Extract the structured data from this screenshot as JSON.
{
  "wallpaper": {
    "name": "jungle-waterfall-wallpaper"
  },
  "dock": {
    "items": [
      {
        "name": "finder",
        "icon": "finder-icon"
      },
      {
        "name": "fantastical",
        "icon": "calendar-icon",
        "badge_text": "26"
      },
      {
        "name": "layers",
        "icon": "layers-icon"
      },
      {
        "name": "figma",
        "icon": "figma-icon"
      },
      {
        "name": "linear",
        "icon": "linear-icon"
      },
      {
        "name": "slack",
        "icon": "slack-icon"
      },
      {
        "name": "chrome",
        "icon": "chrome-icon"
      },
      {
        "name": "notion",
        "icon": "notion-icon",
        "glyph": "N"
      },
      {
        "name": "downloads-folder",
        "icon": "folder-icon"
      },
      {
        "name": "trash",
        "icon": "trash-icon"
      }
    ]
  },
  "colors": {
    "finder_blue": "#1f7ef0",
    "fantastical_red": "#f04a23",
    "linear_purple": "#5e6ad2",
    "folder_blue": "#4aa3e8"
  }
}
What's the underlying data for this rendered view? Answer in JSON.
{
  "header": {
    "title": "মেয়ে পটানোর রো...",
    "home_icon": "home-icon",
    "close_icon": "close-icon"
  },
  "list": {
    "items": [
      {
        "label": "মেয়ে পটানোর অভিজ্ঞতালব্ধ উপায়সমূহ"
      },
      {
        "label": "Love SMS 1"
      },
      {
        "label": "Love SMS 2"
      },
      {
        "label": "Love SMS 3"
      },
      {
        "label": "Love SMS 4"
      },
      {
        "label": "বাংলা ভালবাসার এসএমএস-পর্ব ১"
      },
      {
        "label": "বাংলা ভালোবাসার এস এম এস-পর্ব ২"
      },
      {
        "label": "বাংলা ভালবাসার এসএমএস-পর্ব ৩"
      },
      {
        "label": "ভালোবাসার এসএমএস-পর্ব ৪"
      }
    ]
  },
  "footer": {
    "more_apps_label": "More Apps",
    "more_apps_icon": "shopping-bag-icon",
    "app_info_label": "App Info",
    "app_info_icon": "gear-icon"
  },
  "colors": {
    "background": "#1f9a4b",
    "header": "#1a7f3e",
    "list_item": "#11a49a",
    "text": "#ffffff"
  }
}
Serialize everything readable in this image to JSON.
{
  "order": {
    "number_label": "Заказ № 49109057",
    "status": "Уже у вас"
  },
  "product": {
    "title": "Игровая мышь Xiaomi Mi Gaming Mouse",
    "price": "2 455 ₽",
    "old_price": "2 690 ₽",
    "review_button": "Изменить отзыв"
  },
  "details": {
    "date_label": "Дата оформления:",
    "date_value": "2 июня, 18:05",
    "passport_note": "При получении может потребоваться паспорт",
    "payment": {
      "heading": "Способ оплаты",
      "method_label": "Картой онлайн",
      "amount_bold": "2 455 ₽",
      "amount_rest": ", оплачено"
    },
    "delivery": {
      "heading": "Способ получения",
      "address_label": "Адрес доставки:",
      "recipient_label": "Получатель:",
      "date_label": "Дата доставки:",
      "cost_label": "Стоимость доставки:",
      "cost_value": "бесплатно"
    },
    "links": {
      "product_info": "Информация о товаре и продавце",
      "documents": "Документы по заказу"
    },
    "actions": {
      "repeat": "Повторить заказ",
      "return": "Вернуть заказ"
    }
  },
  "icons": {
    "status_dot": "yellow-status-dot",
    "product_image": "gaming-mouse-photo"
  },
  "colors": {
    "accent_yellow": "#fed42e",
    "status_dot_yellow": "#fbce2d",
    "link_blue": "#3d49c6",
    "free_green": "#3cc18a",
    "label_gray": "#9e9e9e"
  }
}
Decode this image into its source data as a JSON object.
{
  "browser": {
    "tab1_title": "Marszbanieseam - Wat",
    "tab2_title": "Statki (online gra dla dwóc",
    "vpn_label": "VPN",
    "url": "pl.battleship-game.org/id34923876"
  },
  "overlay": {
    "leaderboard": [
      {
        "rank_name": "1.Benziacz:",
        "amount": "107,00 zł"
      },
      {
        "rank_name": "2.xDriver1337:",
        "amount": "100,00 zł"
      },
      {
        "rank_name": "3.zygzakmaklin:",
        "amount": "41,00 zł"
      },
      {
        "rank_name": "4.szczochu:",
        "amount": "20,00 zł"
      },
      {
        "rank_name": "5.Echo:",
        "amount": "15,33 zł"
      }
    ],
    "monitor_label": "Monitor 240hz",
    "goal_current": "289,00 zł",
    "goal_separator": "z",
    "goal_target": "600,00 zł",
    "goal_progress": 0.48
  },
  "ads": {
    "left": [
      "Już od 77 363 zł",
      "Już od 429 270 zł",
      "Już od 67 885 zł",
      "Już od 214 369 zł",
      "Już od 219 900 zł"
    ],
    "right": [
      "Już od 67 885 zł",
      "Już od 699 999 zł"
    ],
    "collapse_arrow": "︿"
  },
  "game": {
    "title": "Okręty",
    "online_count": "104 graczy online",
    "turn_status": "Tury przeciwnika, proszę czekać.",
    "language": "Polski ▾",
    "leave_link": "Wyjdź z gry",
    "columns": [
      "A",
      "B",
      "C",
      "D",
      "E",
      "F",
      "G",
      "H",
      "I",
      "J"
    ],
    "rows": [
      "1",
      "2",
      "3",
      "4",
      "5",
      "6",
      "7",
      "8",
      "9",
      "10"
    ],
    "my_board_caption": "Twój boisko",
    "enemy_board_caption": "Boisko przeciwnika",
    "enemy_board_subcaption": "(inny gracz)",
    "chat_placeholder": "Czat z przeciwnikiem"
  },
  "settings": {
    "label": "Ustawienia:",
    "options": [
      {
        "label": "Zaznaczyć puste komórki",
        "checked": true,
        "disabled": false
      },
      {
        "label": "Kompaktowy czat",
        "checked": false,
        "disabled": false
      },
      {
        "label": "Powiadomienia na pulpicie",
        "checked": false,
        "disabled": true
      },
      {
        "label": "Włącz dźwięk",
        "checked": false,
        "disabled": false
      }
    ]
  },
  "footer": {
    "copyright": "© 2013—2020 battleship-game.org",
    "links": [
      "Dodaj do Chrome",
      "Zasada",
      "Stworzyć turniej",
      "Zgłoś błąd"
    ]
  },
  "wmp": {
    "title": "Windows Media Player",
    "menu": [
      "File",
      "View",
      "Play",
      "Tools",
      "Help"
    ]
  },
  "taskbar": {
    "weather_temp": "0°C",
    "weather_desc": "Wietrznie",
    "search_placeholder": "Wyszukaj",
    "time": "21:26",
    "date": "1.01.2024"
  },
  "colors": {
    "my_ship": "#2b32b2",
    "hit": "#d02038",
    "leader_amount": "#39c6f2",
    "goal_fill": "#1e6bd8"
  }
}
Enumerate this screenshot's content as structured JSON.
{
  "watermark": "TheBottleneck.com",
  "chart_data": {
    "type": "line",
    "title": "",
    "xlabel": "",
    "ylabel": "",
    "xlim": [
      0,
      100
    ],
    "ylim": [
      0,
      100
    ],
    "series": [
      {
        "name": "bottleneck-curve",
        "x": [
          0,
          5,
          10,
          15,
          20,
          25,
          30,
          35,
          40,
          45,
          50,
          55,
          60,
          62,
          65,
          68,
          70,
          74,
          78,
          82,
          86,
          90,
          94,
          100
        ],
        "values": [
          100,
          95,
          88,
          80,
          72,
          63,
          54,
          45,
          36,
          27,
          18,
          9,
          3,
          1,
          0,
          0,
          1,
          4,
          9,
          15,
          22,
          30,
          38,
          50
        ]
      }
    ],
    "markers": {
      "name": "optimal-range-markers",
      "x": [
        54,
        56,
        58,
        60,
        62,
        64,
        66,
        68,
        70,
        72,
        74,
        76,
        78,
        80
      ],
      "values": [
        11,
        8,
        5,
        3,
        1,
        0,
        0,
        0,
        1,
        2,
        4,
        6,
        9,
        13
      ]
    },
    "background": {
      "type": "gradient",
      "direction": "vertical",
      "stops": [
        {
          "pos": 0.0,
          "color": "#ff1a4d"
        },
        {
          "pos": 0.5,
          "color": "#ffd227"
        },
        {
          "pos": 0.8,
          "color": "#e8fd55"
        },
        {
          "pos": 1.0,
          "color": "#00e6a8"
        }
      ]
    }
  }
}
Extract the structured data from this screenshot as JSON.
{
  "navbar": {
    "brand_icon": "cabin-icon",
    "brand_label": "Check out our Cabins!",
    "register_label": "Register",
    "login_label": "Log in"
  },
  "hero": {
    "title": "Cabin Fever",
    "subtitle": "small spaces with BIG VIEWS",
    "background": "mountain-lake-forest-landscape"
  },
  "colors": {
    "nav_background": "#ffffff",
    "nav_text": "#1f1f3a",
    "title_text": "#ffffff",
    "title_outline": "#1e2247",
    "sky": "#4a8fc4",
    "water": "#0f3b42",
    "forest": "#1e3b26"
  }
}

WRITTEN EXERCISE = Find the string "JSON" in the records, then copy each line where it occurs.

SOLUTION BELOW =
Extract the structured data from this screenshot as JSON.
What's the underlying data for this rendered view? Answer in JSON.
Serialize everything readable in this image to JSON.
Decode this image into its source data as a JSON object.
Enumerate this screenshot's content as structured JSON.
Extract the structured data from this screenshot as JSON.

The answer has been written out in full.